━━━ Available data
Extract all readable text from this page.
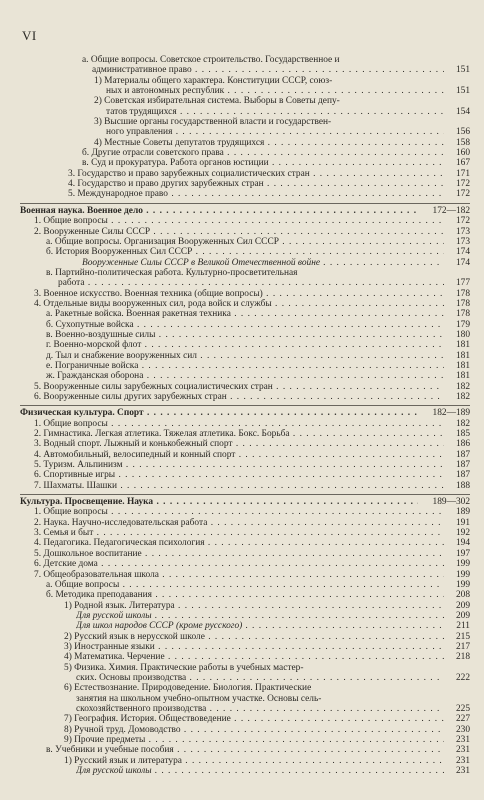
VI
а. Общие вопросы. Советское строительство. Государственное и
административное право . . .	151
1) Материалы общего характера. Конституции СССР, союз-
ных и автономных республик . . .	151
2) Советская избирательная система. Выборы в Советы депу-
татов трудящихся . . .	154
3) Высшие органы государственной власти и государствен-
ного управления . . .	156
4) Местные Советы депутатов трудящихся . . .	158
б. Другие отрасли советского права . . .	160
в. Суд и прокуратура. Работа органов юстиции . . .	167
3. Государство и право зарубежных социалистических стран . . .	171
4. Государство и право других зарубежных стран . . .	172
5. Международное право . . .	172
Военная наука. Военное дело . . .	172—182
1. Общие вопросы . . .	172
2. Вооруженные Силы СССР . . .	173
а. Общие вопросы. Организация Вооруженных Сил СССР . . .	173
б. История Вооруженных Сил СССР . . .	174
Вооруженные Силы СССР в Великой Отечественной войне . . .	174
в. Партийно-политическая работа. Культурно-просветительная
работа . . .	177
3. Военное искусство. Военная техника (общие вопросы) . . .	178
4. Отдельные виды вооруженных сил, рода войск и службы . . .	178
а. Ракетные войска. Военная ракетная техника . . .	178
б. Сухопутные войска . . .	179
в. Военно-воздушные силы . . .	180
г. Военно-морской флот . . .	181
д. Тыл и снабжение вооруженных сил . . .	181
е. Пограничные войска . . .	181
ж. Гражданская оборона . . .	181
5. Вооруженные силы зарубежных социалистических стран . . .	182
6. Вооруженные силы других зарубежных стран . . .	182
Физическая культура. Спорт . . .	182—189
1. Общие вопросы . . .	182
2. Гимнастика. Легкая атлетика. Тяжелая атлетика. Бокс. Борьба . . .	185
3. Водный спорт. Лыжный и конькобежный спорт . . .	186
4. Автомобильный, велосипедный и конный спорт . . .	187
5. Туризм. Альпинизм . . .	187
6. Спортивные игры . . .	187
7. Шахматы. Шашки . . .	188
Культура. Просвещение. Наука . . .	189—302
1. Общие вопросы . . .	189
2. Наука. Научно-исследовательская работа . . .	191
3. Семья и быт . . .	192
4. Педагогика. Педагогическая психология . . .	194
5. Дошкольное воспитание . . .	197
6. Детские дома . . .	199
7. Общеобразовательная школа . . .	199
а. Общие вопросы . . .	199
б. Методика преподавания . . .	208
1) Родной язык. Литература . . .	209
Для русской школы . . .	209
Для школ народов СССР (кроме русского) . . .	211
2) Русский язык в нерусской школе . . .	215
3) Иностранные языки . . .	217
4) Математика. Черчение . . .	218
5) Физика. Химия. Практические работы в учебных мастер-
ских. Основы производства . . .	222
6) Естествознание. Природоведение. Биология. Практические
занятия на школьном учебно-опытном участке. Основы сель-
скохозяйственного производства . . .	225
7) География. История. Обществоведение . . .	227
8) Ручной труд. Домоводство . . .	230
9) Прочие предметы . . .	231
в. Учебники и учебные пособия . . .	231
1) Русский язык и литература . . .	231
Для русской школы . . .	231
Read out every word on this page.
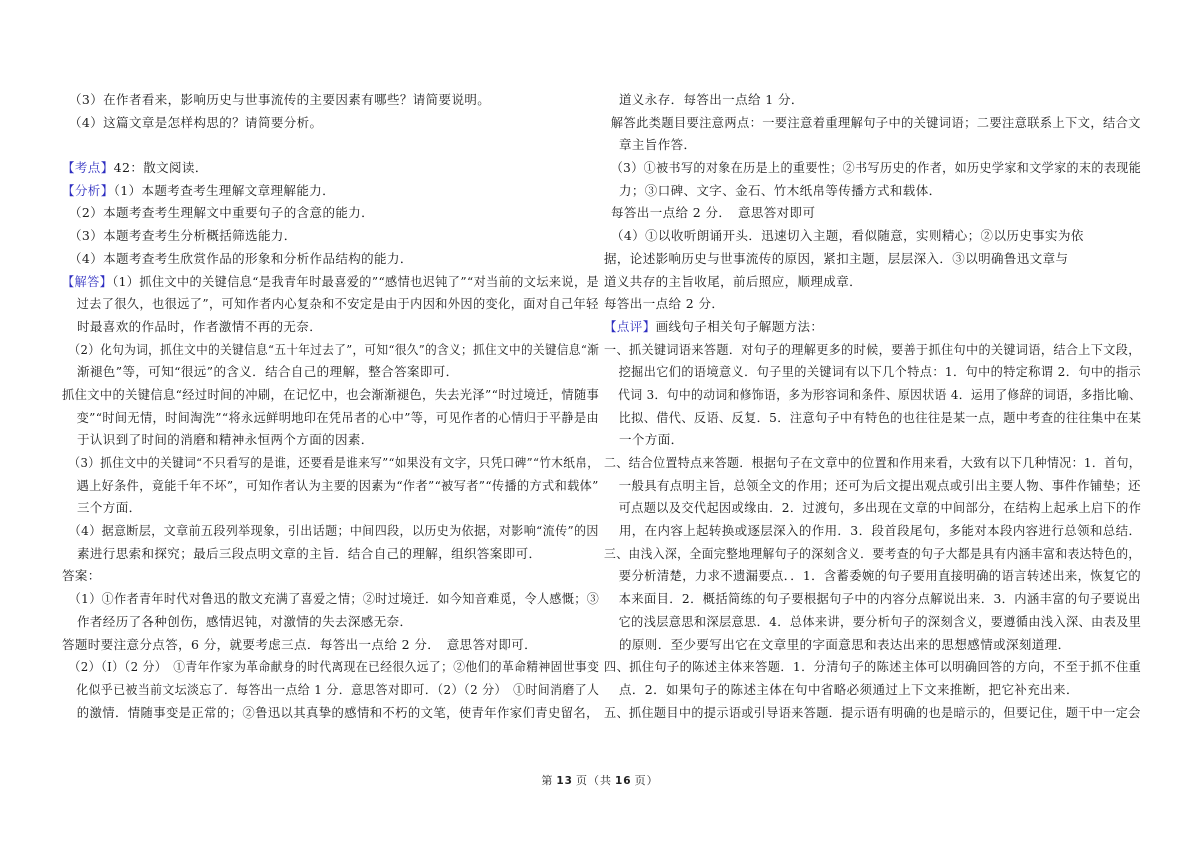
（3）在作者看来，影响历史与世事流传的主要因素有哪些？请简要说明。
（4）这篇文章是怎样构思的？请简要分析。
【考点】42：散文阅读．
【分析】（1）本题考查考生理解文章理解能力．
（2）本题考查考生理解文中重要句子的含意的能力．
（3）本题考查考生分析概括筛选能力．
（4）本题考查考生欣赏作品的形象和分析作品结构的能力．
【解答】（1）抓住文中的关键信息“是我青年时最喜爱的”“感情也迟钝了”“对当前的文坛来说，是
过去了很久，也很远了”，可知作者内心复杂和不安定是由于内因和外因的变化，面对自己年轻
时最喜欢的作品时，作者激情不再的无奈．
（2）化句为词，抓住文中的关键信息“五十年过去了”，可知“很久”的含义；抓住文中的关键信息“渐
渐褪色”等，可知“很远”的含义．结合自己的理解，整合答案即可．
抓住文中的关键信息“经过时间的冲刷，在记忆中，也会渐渐褪色，失去光泽”“时过境迁，情随事
变”“时间无情，时间淘洗”“将永远鲜明地印在凭吊者的心中”等，可见作者的心情归于平静是由
于认识到了时间的消磨和精神永恒两个方面的因素．
（3）抓住文中的关键词“不只看写的是谁，还要看是谁来写”“如果没有文字，只凭口碑”“竹木纸帛，
遇上好条件，竟能千年不坏”，可知作者认为主要的因素为“作者”“被写者”“传播的方式和载体”
三个方面．
（4）据意断层，文章前五段列举现象，引出话题；中间四段，以历史为依据，对影响“流传”的因
素进行思索和探究；最后三段点明文章的主旨．结合自己的理解，组织答案即可．
答案：
（1）①作者青年时代对鲁迅的散文充满了喜爱之情；②时过境迁．如今知音难觅，令人感慨；③
作者经历了各种创伤，感情迟钝，对激情的失去深感无奈．
答题时要注意分点答，6 分，就要考虑三点．每答出一点给 2 分．　意思答对即可．
（2）（I）（2 分）　①青年作家为革命献身的时代离现在已经很久远了；②他们的革命精神固世事变
化似乎已被当前文坛淡忘了．每答出一点给 1 分．意思答对即可．（2）（2 分）　①时间消磨了人
的激情．情随事变是正常的；②鲁迅以其真挚的感情和不朽的文笔，使青年作家们青史留名，
道义永存．每答出一点给 1 分．
解答此类题目要注意两点：一要注意着重理解句子中的关键词语；二要注意联系上下文，结合文
章主旨作答．
（3）①被书写的对象在历是上的重要性；②书写历史的作者，如历史学家和文学家的末的表现能
力；③口碑、文字、金石、竹木纸帛等传播方式和载体．
每答出一点给 2 分．　意思答对即可
（4）①以收听朗诵开头．迅速切入主题，看似随意，实则精心；②以历史事实为依
据，论述影响历史与世事流传的原因，紧扣主题，层层深入．③以明确鲁迅文章与
道义共存的主旨收尾，前后照应，顺理成章．
每答出一点给 2 分．
【点评】画线句子相关句子解题方法：
一、抓关键词语来答题．对句子的理解更多的时候，要善于抓住句中的关键词语，结合上下文段，
挖掘出它们的语境意义．句子里的关键词有以下几个特点：1．句中的特定称谓 2．句中的指示
代词 3．句中的动词和修饰语，多为形容词和条件、原因状语 4．运用了修辞的词语，多指比喻、
比拟、借代、反语、反复．5．注意句子中有特色的也往往是某一点，题中考查的往往集中在某
一个方面．
二、结合位置特点来答题．根据句子在文章中的位置和作用来看，大致有以下几种情况：1．首句，
一般具有点明主旨，总领全文的作用；还可为后文提出观点或引出主要人物、事件作铺垫；还
可点题以及交代起因或缘由．2．过渡句，多出现在文章的中间部分，在结构上起承上启下的作
用，在内容上起转换或逐层深入的作用．3．段首段尾句，多能对本段内容进行总领和总结．
三、由浅入深，全面完整地理解句子的深刻含义．要考查的句子大都是具有内涵丰富和表达特色的，
要分析清楚，力求不遗漏要点．．1．含蓄委婉的句子要用直接明确的语言转述出来，恢复它的
本来面目．2．概括简练的句子要根据句子中的内容分点解说出来．3．内涵丰富的句子要说出
它的浅层意思和深层意思．4．总体来讲，要分析句子的深刻含义，要遵循由浅入深、由表及里
的原则．至少要写出它在文章里的字面意思和表达出来的思想感情或深刻道理．
四、抓住句子的陈述主体来答题．1．分清句子的陈述主体可以明确回答的方向，不至于抓不住重
点．2．如果句子的陈述主体在句中省略必须通过上下文来推断，把它补充出来．
五、抓住题目中的提示语或引导语来答题．提示语有明确的也是暗示的，但要记住，题干中一定会
第 13 页（共 16 页）
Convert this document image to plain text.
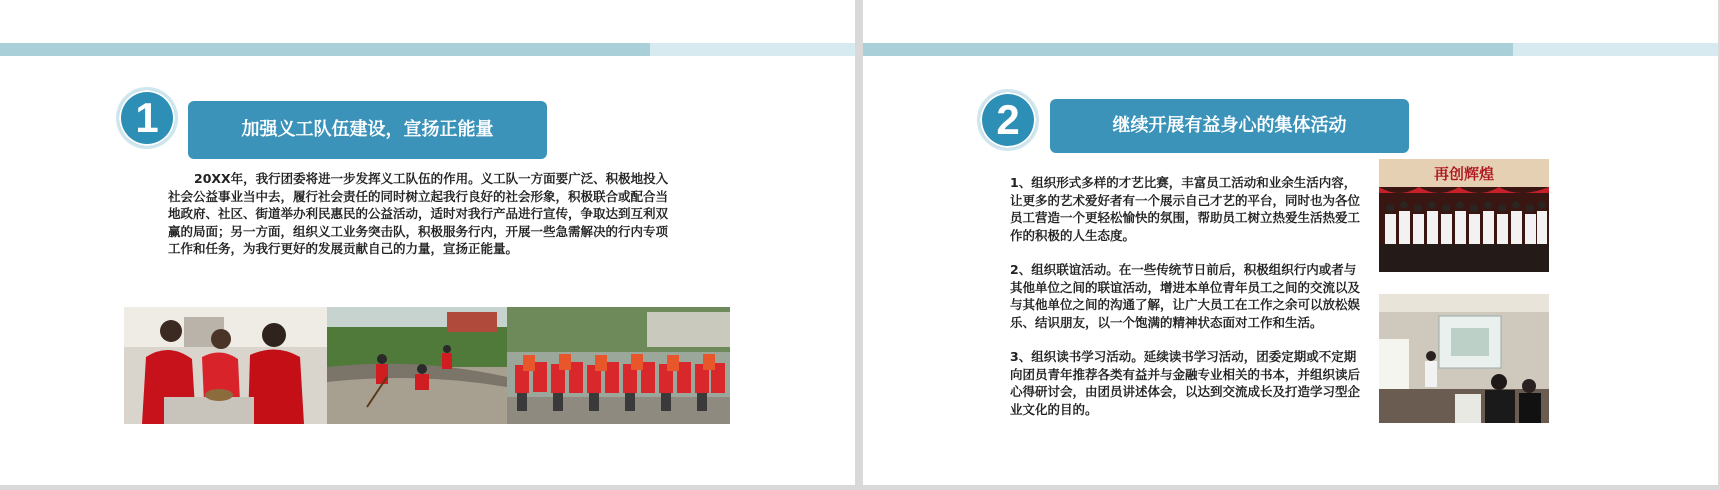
1	加强义工队伍建设，宣扬正能量
20XX年，我行团委将进一步发挥义工队伍的作用。义工队一方面要广泛、积极地投入社会公益事业当中去，履行社会责任的同时树立起我行良好的社会形象，积极联合或配合当地政府、社区、街道举办利民惠民的公益活动，适时对我行产品进行宣传，争取达到互利双赢的局面；另一方面，组织义工业务突击队，积极服务行内，开展一些急需解决的行内专项工作和任务，为我行更好的发展贡献自己的力量，宣扬正能量。
2	继续开展有益身心的集体活动

1、组织形式多样的才艺比赛，丰富员工活动和业余生活内容，让更多的艺术爱好者有一个展示自己才艺的平台，同时也为各位员工营造一个更轻松愉快的氛围，帮助员工树立热爱生活热爱工作的积极的人生态度。

2、组织联谊活动。在一些传统节日前后，积极组织行内或者与其他单位之间的联谊活动，增进本单位青年员工之间的交流以及与其他单位之间的沟通了解，让广大员工在工作之余可以放松娱乐、结识朋友，以一个饱满的精神状态面对工作和生活。

3、组织读书学习活动。延续读书学习活动，团委定期或不定期向团员青年推荐各类有益并与金融专业相关的书本，并组织读后心得研讨会，由团员讲述体会，以达到交流成长及打造学习型企业文化的目的。

再创辉煌
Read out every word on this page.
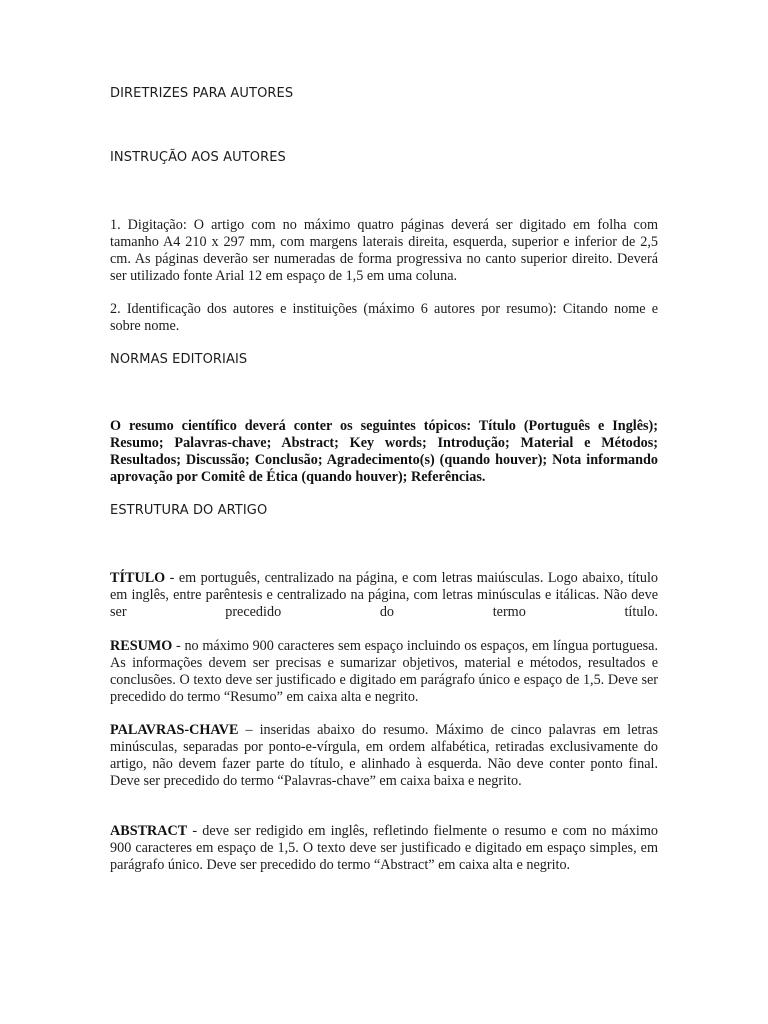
DIRETRIZES PARA AUTORES
INSTRUÇÃO AOS AUTORES
1. Digitação: O artigo com no máximo quatro páginas deverá ser digitado em folha com tamanho A4 210 x 297 mm, com margens laterais direita, esquerda, superior e inferior de 2,5 cm. As páginas deverão ser numeradas de forma progressiva no canto superior direito. Deverá ser utilizado fonte Arial 12 em espaço de 1,5 em uma coluna.
2. Identificação dos autores e instituições (máximo 6 autores por resumo): Citando nome e sobre nome.
NORMAS EDITORIAIS
O resumo científico deverá conter os seguintes tópicos: Título (Português e Inglês); Resumo; Palavras-chave; Abstract; Key words; Introdução; Material e Métodos; Resultados; Discussão; Conclusão; Agradecimento(s) (quando houver); Nota informando aprovação por Comitê de Ética (quando houver); Referências.
ESTRUTURA DO ARTIGO
TÍTULO - em português, centralizado na página, e com letras maiúsculas. Logo abaixo, título em inglês, entre parêntesis e centralizado na página, com letras minúsculas e itálicas. Não deve ser precedido do termo título.
RESUMO - no máximo 900 caracteres sem espaço incluindo os espaços, em língua portuguesa. As informações devem ser precisas e sumarizar objetivos, material e métodos, resultados e conclusões. O texto deve ser justificado e digitado em parágrafo único e espaço de 1,5. Deve ser precedido do termo “Resumo” em caixa alta e negrito.
PALAVRAS-CHAVE – inseridas abaixo do resumo. Máximo de cinco palavras em letras minúsculas, separadas por ponto-e-vírgula, em ordem alfabética, retiradas exclusivamente do artigo, não devem fazer parte do título, e alinhado à esquerda. Não deve conter ponto final. Deve ser precedido do termo “Palavras-chave” em caixa baixa e negrito.
ABSTRACT - deve ser redigido em inglês, refletindo fielmente o resumo e com no máximo 900 caracteres em espaço de 1,5. O texto deve ser justificado e digitado em espaço simples, em parágrafo único. Deve ser precedido do termo “Abstract” em caixa alta e negrito.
━━━━━━
Task goal: Look through the material above. Copy each line where the word "Практические" appears.

Output:
5) Физика. Химия. Практические работы в учебных мастер-
6) Естествознание. Природоведение. Биология. Практические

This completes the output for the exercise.